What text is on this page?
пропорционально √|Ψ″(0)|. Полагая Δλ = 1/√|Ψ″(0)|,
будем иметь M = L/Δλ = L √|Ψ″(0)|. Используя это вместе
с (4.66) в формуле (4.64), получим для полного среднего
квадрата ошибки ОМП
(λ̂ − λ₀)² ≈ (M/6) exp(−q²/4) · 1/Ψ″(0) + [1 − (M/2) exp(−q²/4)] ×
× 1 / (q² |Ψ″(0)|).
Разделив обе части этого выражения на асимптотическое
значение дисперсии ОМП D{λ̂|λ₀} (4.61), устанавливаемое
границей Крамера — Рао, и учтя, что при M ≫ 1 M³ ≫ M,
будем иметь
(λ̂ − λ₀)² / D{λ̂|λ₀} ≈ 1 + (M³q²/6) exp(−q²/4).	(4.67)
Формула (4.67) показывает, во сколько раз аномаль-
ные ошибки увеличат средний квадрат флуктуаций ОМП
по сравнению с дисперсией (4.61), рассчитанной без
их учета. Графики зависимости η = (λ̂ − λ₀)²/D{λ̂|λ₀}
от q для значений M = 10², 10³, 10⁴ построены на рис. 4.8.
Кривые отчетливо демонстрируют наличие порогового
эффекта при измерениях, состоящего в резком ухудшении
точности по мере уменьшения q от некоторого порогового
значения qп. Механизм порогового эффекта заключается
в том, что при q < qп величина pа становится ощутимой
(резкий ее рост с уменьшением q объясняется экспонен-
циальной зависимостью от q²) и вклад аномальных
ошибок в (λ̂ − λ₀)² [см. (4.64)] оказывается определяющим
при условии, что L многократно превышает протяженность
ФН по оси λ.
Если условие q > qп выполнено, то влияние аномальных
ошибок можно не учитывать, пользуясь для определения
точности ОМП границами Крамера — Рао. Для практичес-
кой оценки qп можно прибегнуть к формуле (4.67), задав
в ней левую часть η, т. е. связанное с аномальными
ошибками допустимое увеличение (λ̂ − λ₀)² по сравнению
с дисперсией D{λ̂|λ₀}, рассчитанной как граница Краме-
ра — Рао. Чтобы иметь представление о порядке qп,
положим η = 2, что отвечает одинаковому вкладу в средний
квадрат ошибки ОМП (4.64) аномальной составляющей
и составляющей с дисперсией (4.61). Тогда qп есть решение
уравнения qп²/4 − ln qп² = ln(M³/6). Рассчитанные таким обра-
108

* * *

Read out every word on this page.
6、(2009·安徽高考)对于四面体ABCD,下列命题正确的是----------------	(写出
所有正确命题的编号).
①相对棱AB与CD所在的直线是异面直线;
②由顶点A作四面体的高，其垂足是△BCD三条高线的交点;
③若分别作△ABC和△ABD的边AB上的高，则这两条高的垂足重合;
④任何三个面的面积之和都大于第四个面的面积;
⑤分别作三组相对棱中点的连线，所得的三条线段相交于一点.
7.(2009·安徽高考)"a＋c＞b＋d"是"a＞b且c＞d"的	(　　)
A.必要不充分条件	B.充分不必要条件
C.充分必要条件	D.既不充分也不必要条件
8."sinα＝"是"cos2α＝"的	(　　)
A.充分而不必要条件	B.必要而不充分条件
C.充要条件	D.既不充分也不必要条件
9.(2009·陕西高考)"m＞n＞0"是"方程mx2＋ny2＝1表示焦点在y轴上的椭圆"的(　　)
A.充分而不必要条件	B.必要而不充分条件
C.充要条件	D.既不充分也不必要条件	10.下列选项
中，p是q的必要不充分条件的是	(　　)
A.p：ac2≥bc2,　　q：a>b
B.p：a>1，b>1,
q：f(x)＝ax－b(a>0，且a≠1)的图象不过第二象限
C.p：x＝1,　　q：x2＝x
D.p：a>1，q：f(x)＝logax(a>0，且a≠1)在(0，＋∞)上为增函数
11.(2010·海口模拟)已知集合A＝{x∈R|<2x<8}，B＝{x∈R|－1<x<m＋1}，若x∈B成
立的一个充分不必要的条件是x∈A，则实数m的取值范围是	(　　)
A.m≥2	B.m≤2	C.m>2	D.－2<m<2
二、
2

--

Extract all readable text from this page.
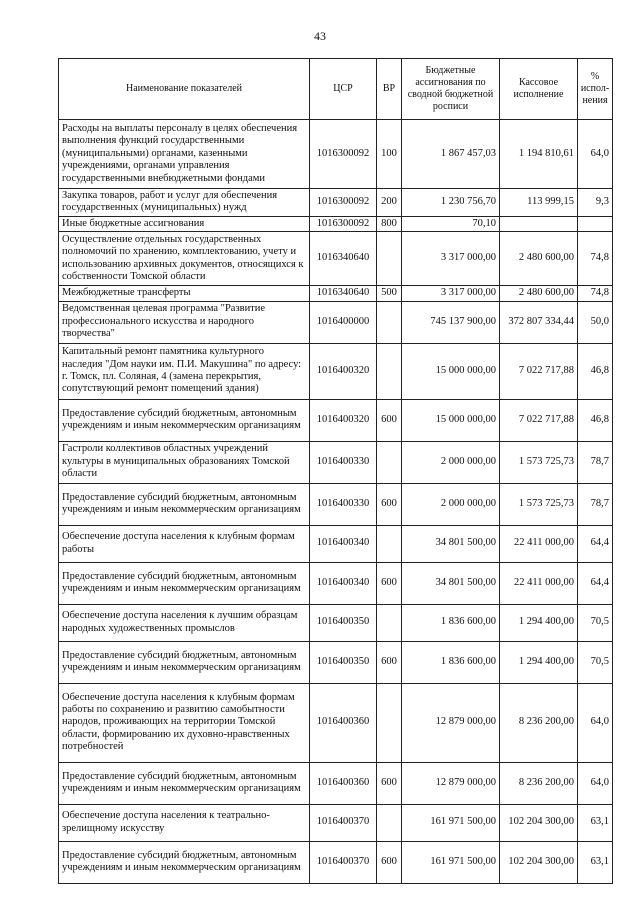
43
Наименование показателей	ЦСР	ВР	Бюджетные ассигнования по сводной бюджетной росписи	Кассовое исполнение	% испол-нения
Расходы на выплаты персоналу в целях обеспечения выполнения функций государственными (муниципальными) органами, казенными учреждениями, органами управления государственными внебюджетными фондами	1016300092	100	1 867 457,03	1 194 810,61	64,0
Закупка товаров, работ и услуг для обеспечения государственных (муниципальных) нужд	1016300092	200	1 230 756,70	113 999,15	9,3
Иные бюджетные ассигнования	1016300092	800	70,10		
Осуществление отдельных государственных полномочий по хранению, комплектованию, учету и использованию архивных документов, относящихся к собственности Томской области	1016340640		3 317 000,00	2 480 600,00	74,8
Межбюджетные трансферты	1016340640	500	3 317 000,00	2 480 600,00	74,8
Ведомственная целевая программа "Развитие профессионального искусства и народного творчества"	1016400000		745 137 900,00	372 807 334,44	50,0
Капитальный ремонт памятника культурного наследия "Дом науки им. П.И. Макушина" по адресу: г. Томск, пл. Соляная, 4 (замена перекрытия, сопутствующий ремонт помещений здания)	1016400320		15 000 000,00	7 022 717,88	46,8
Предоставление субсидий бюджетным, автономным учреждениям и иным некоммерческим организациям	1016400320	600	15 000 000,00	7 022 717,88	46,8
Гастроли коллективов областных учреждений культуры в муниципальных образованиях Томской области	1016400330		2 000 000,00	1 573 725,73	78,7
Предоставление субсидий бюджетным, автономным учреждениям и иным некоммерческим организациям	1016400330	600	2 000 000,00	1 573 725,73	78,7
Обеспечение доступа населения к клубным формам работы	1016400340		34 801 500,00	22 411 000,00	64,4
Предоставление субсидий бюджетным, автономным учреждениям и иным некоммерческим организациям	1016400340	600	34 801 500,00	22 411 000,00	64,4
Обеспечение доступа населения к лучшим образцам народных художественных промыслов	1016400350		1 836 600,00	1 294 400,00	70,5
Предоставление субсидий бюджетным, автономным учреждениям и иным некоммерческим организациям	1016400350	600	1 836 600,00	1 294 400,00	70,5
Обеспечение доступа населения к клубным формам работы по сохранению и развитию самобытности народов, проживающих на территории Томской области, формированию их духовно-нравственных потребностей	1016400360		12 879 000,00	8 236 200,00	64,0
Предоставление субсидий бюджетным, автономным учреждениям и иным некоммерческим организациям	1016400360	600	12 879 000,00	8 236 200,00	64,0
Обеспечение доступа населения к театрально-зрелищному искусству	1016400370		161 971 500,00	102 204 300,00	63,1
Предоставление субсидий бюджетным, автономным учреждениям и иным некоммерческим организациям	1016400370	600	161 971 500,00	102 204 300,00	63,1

What to work on
Find each line in the records holding the string "ассигнования" and show it.

Solution to the exercise
Наименование показателей	ЦСР	ВР	Бюджетные ассигнования по сводной бюджетной росписи	Кассовое исполнение	% испол-нения
Иные бюджетные ассигнования	1016300092	800	70,10		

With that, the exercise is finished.